**Task details**
Below are records; work out how many of their lines contain "Slip" and give only that number.

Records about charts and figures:

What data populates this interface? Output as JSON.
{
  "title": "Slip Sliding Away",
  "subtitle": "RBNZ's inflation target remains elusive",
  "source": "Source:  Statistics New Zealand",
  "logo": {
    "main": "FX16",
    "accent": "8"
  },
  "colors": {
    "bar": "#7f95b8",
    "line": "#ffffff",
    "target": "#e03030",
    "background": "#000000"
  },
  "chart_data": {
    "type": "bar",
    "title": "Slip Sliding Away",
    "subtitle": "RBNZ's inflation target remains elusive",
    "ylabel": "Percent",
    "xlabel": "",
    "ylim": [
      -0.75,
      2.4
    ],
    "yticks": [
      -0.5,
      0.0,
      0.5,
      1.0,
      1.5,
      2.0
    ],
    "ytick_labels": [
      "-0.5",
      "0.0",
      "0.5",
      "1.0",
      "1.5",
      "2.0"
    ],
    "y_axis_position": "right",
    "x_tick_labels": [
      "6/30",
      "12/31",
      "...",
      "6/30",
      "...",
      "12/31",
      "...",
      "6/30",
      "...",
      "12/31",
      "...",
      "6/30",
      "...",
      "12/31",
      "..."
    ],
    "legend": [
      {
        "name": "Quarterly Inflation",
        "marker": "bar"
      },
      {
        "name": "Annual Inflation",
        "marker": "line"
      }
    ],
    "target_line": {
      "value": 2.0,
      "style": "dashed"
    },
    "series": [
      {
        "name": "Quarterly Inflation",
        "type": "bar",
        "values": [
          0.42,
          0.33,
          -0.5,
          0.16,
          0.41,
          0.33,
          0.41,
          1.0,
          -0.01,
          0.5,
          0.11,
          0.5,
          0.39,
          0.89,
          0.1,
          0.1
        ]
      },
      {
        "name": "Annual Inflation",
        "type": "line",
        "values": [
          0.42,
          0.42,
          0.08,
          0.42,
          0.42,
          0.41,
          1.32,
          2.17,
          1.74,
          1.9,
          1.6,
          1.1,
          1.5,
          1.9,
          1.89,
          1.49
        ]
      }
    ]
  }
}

**The completed task**
2